>> Begin

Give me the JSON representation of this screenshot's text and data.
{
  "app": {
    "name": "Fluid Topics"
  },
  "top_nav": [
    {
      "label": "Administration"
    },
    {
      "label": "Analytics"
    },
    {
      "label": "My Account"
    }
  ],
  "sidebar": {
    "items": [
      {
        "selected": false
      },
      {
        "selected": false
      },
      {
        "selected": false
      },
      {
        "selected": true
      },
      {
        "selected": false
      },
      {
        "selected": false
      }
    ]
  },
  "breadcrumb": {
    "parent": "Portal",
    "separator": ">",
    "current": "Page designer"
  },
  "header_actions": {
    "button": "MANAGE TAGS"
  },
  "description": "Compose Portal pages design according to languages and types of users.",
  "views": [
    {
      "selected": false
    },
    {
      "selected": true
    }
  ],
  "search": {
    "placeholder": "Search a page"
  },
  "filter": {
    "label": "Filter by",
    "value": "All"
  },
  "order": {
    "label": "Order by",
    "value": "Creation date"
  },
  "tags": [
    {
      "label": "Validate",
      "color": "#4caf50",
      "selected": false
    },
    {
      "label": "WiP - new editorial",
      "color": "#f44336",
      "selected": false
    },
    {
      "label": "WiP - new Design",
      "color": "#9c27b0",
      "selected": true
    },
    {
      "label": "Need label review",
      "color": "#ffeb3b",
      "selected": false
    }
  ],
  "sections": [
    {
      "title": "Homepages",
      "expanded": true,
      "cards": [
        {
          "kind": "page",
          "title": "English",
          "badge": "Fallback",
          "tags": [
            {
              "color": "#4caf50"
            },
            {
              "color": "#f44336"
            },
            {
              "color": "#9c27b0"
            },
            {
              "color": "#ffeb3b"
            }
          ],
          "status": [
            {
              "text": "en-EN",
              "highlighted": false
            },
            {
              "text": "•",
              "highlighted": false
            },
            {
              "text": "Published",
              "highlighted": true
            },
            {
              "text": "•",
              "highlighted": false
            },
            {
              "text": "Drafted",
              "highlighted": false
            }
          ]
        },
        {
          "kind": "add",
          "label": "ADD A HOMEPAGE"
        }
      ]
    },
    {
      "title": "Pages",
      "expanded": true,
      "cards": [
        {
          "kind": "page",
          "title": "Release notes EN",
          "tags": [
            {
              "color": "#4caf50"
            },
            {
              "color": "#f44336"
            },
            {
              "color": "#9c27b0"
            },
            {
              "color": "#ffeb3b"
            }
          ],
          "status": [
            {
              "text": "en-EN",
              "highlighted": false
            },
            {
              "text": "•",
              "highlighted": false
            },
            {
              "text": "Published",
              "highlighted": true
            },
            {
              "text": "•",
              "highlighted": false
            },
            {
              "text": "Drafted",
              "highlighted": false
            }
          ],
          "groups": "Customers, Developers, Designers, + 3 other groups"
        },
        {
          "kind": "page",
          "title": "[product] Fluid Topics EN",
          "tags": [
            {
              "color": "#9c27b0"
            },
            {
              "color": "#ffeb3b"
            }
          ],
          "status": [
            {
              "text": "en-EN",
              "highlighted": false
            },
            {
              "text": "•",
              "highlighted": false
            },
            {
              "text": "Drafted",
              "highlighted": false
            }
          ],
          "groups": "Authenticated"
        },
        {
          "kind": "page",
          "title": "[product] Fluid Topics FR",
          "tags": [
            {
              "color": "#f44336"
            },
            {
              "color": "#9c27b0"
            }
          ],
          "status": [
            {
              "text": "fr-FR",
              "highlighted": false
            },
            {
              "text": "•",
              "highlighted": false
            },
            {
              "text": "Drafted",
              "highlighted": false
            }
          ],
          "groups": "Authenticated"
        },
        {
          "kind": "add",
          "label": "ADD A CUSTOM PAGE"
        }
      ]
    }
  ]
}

>> End

• **INSTRUCTIONS TO FOLLOW**
Repeat the records above exactly as they appear.

• **FULL ANSWER**
Give me the JSON representation of this screenshot's text and data.
{
  "app": {
    "name": "Fluid Topics"
  },
  "top_nav": [
    {
      "label": "Administration"
    },
    {
      "label": "Analytics"
    },
    {
      "label": "My Account"
    }
  ],
  "sidebar": {
    "items": [
      {
        "selected": false
      },
      {
        "selected": false
      },
      {
        "selected": false
      },
      {
        "selected": true
      },
      {
        "selected": false
      },
      {
        "selected": false
      }
    ]
  },
  "breadcrumb": {
    "parent": "Portal",
    "separator": ">",
    "current": "Page designer"
  },
  "header_actions": {
    "button": "MANAGE TAGS"
  },
  "description": "Compose Portal pages design according to languages and types of users.",
  "views": [
    {
      "selected": false
    },
    {
      "selected": true
    }
  ],
  "search": {
    "placeholder": "Search a page"
  },
  "filter": {
    "label": "Filter by",
    "value": "All"
  },
  "order": {
    "label": "Order by",
    "value": "Creation date"
  },
  "tags": [
    {
      "label": "Validate",
      "color": "#4caf50",
      "selected": false
    },
    {
      "label": "WiP - new editorial",
      "color": "#f44336",
      "selected": false
    },
    {
      "label": "WiP - new Design",
      "color": "#9c27b0",
      "selected": true
    },
    {
      "label": "Need label review",
      "color": "#ffeb3b",
      "selected": false
    }
  ],
  "sections": [
    {
      "title": "Homepages",
      "expanded": true,
      "cards": [
        {
          "kind": "page",
          "title": "English",
          "badge": "Fallback",
          "tags": [
            {
              "color": "#4caf50"
            },
            {
              "color": "#f44336"
            },
            {
              "color": "#9c27b0"
            },
            {
              "color": "#ffeb3b"
            }
          ],
          "status": [
            {
              "text": "en-EN",
              "highlighted": false
            },
            {
              "text": "•",
              "highlighted": false
            },
            {
              "text": "Published",
              "highlighted": true
            },
            {
              "text": "•",
              "highlighted": false
            },
            {
              "text": "Drafted",
              "highlighted": false
            }
          ]
        },
        {
          "kind": "add",
          "label": "ADD A HOMEPAGE"
        }
      ]
    },
    {
      "title": "Pages",
      "expanded": true,
      "cards": [
        {
          "kind": "page",
          "title": "Release notes EN",
          "tags": [
            {
              "color": "#4caf50"
            },
            {
              "color": "#f44336"
            },
            {
              "color": "#9c27b0"
            },
            {
              "color": "#ffeb3b"
            }
          ],
          "status": [
            {
              "text": "en-EN",
              "highlighted": false
            },
            {
              "text": "•",
              "highlighted": false
            },
            {
              "text": "Published",
              "highlighted": true
            },
            {
              "text": "•",
              "highlighted": false
            },
            {
              "text": "Drafted",
              "highlighted": false
            }
          ],
          "groups": "Customers, Developers, Designers, + 3 other groups"
        },
        {
          "kind": "page",
          "title": "[product] Fluid Topics EN",
          "tags": [
            {
              "color": "#9c27b0"
            },
            {
              "color": "#ffeb3b"
            }
          ],
          "status": [
            {
              "text": "en-EN",
              "highlighted": false
            },
            {
              "text": "•",
              "highlighted": false
            },
            {
              "text": "Drafted",
              "highlighted": false
            }
          ],
          "groups": "Authenticated"
        },
        {
          "kind": "page",
          "title": "[product] Fluid Topics FR",
          "tags": [
            {
              "color": "#f44336"
            },
            {
              "color": "#9c27b0"
            }
          ],
          "status": [
            {
              "text": "fr-FR",
              "highlighted": false
            },
            {
              "text": "•",
              "highlighted": false
            },
            {
              "text": "Drafted",
              "highlighted": false
            }
          ],
          "groups": "Authenticated"
        },
        {
          "kind": "add",
          "label": "ADD A CUSTOM PAGE"
        }
      ]
    }
  ]
}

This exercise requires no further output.